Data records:
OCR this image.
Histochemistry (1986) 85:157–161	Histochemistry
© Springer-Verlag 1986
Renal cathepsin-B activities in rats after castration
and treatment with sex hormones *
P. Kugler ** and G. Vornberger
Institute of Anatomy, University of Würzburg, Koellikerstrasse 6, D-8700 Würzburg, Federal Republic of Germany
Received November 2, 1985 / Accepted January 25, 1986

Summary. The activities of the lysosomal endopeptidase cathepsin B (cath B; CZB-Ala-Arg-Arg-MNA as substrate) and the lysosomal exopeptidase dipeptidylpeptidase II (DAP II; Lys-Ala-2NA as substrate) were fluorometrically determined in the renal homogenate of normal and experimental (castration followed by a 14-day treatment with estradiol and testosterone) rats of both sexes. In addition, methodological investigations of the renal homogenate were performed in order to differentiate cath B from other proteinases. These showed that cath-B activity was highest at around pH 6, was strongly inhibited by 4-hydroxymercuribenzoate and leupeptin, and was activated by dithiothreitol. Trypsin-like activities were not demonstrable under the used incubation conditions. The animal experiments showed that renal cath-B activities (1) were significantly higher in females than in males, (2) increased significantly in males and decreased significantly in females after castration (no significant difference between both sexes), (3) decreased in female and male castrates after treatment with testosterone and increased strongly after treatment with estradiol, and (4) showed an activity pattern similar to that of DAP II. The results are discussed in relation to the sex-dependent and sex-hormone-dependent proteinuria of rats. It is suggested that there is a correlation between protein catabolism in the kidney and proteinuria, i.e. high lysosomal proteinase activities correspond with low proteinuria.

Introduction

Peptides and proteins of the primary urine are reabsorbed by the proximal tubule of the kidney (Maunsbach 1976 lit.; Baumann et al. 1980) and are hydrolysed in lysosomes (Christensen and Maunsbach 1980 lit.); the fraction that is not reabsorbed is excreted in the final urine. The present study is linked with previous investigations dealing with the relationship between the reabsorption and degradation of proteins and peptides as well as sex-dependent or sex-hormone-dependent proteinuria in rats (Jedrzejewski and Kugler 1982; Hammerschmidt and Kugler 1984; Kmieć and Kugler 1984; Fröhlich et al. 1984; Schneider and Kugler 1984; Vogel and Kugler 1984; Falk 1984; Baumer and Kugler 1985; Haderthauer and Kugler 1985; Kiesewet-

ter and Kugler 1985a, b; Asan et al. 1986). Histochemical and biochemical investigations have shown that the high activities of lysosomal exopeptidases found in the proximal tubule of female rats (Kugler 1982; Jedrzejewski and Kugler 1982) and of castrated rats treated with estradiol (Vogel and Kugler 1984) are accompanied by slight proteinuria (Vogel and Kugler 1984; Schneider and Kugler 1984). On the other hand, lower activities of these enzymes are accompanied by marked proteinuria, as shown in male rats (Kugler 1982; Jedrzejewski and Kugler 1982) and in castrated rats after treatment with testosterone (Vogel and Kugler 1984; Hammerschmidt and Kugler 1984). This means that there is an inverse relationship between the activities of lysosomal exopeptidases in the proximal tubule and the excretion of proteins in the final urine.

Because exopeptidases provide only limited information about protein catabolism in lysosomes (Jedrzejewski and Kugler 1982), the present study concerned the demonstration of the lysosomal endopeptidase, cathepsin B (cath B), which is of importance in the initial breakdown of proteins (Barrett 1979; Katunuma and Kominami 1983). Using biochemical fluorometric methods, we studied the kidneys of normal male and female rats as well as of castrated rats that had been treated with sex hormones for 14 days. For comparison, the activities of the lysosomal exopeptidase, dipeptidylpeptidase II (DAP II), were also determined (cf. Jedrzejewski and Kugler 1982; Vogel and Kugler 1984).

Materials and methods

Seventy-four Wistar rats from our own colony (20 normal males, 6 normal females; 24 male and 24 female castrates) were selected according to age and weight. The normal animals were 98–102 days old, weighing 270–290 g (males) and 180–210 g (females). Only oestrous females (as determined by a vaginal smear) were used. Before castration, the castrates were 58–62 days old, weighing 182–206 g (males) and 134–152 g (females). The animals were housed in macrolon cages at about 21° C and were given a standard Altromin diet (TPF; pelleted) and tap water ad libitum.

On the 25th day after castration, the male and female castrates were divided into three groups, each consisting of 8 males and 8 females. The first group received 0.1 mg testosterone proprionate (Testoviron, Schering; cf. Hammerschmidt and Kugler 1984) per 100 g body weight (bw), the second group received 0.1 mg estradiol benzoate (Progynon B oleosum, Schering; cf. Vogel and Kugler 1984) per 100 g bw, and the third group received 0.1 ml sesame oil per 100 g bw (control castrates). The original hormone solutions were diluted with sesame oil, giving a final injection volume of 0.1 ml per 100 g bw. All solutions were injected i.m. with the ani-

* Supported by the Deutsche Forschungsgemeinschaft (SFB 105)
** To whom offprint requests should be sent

• **PROBLEM TO SOLVE**: Repeat each entry above, keeping every word exact.

• **EXPECTED OUTPUT**:
OCR this image.
Histochemistry (1986) 85:157–161	Histochemistry
© Springer-Verlag 1986
Renal cathepsin-B activities in rats after castration
and treatment with sex hormones *
P. Kugler ** and G. Vornberger
Institute of Anatomy, University of Würzburg, Koellikerstrasse 6, D-8700 Würzburg, Federal Republic of Germany
Received November 2, 1985 / Accepted January 25, 1986

Summary. The activities of the lysosomal endopeptidase cathepsin B (cath B; CZB-Ala-Arg-Arg-MNA as substrate) and the lysosomal exopeptidase dipeptidylpeptidase II (DAP II; Lys-Ala-2NA as substrate) were fluorometrically determined in the renal homogenate of normal and experimental (castration followed by a 14-day treatment with estradiol and testosterone) rats of both sexes. In addition, methodological investigations of the renal homogenate were performed in order to differentiate cath B from other proteinases. These showed that cath-B activity was highest at around pH 6, was strongly inhibited by 4-hydroxymercuribenzoate and leupeptin, and was activated by dithiothreitol. Trypsin-like activities were not demonstrable under the used incubation conditions. The animal experiments showed that renal cath-B activities (1) were significantly higher in females than in males, (2) increased significantly in males and decreased significantly in females after castration (no significant difference between both sexes), (3) decreased in female and male castrates after treatment with testosterone and increased strongly after treatment with estradiol, and (4) showed an activity pattern similar to that of DAP II. The results are discussed in relation to the sex-dependent and sex-hormone-dependent proteinuria of rats. It is suggested that there is a correlation between protein catabolism in the kidney and proteinuria, i.e. high lysosomal proteinase activities correspond with low proteinuria.

Introduction

Peptides and proteins of the primary urine are reabsorbed by the proximal tubule of the kidney (Maunsbach 1976 lit.; Baumann et al. 1980) and are hydrolysed in lysosomes (Christensen and Maunsbach 1980 lit.); the fraction that is not reabsorbed is excreted in the final urine. The present study is linked with previous investigations dealing with the relationship between the reabsorption and degradation of proteins and peptides as well as sex-dependent or sex-hormone-dependent proteinuria in rats (Jedrzejewski and Kugler 1982; Hammerschmidt and Kugler 1984; Kmieć and Kugler 1984; Fröhlich et al. 1984; Schneider and Kugler 1984; Vogel and Kugler 1984; Falk 1984; Baumer and Kugler 1985; Haderthauer and Kugler 1985; Kiesewet-

ter and Kugler 1985a, b; Asan et al. 1986). Histochemical and biochemical investigations have shown that the high activities of lysosomal exopeptidases found in the proximal tubule of female rats (Kugler 1982; Jedrzejewski and Kugler 1982) and of castrated rats treated with estradiol (Vogel and Kugler 1984) are accompanied by slight proteinuria (Vogel and Kugler 1984; Schneider and Kugler 1984). On the other hand, lower activities of these enzymes are accompanied by marked proteinuria, as shown in male rats (Kugler 1982; Jedrzejewski and Kugler 1982) and in castrated rats after treatment with testosterone (Vogel and Kugler 1984; Hammerschmidt and Kugler 1984). This means that there is an inverse relationship between the activities of lysosomal exopeptidases in the proximal tubule and the excretion of proteins in the final urine.

Because exopeptidases provide only limited information about protein catabolism in lysosomes (Jedrzejewski and Kugler 1982), the present study concerned the demonstration of the lysosomal endopeptidase, cathepsin B (cath B), which is of importance in the initial breakdown of proteins (Barrett 1979; Katunuma and Kominami 1983). Using biochemical fluorometric methods, we studied the kidneys of normal male and female rats as well as of castrated rats that had been treated with sex hormones for 14 days. For comparison, the activities of the lysosomal exopeptidase, dipeptidylpeptidase II (DAP II), were also determined (cf. Jedrzejewski and Kugler 1982; Vogel and Kugler 1984).

Materials and methods

Seventy-four Wistar rats from our own colony (20 normal males, 6 normal females; 24 male and 24 female castrates) were selected according to age and weight. The normal animals were 98–102 days old, weighing 270–290 g (males) and 180–210 g (females). Only oestrous females (as determined by a vaginal smear) were used. Before castration, the castrates were 58–62 days old, weighing 182–206 g (males) and 134–152 g (females). The animals were housed in macrolon cages at about 21° C and were given a standard Altromin diet (TPF; pelleted) and tap water ad libitum.

On the 25th day after castration, the male and female castrates were divided into three groups, each consisting of 8 males and 8 females. The first group received 0.1 mg testosterone proprionate (Testoviron, Schering; cf. Hammerschmidt and Kugler 1984) per 100 g body weight (bw), the second group received 0.1 mg estradiol benzoate (Progynon B oleosum, Schering; cf. Vogel and Kugler 1984) per 100 g bw, and the third group received 0.1 ml sesame oil per 100 g bw (control castrates). The original hormone solutions were diluted with sesame oil, giving a final injection volume of 0.1 ml per 100 g bw. All solutions were injected i.m. with the ani-

* Supported by the Deutsche Forschungsgemeinschaft (SFB 105)
** To whom offprint requests should be sent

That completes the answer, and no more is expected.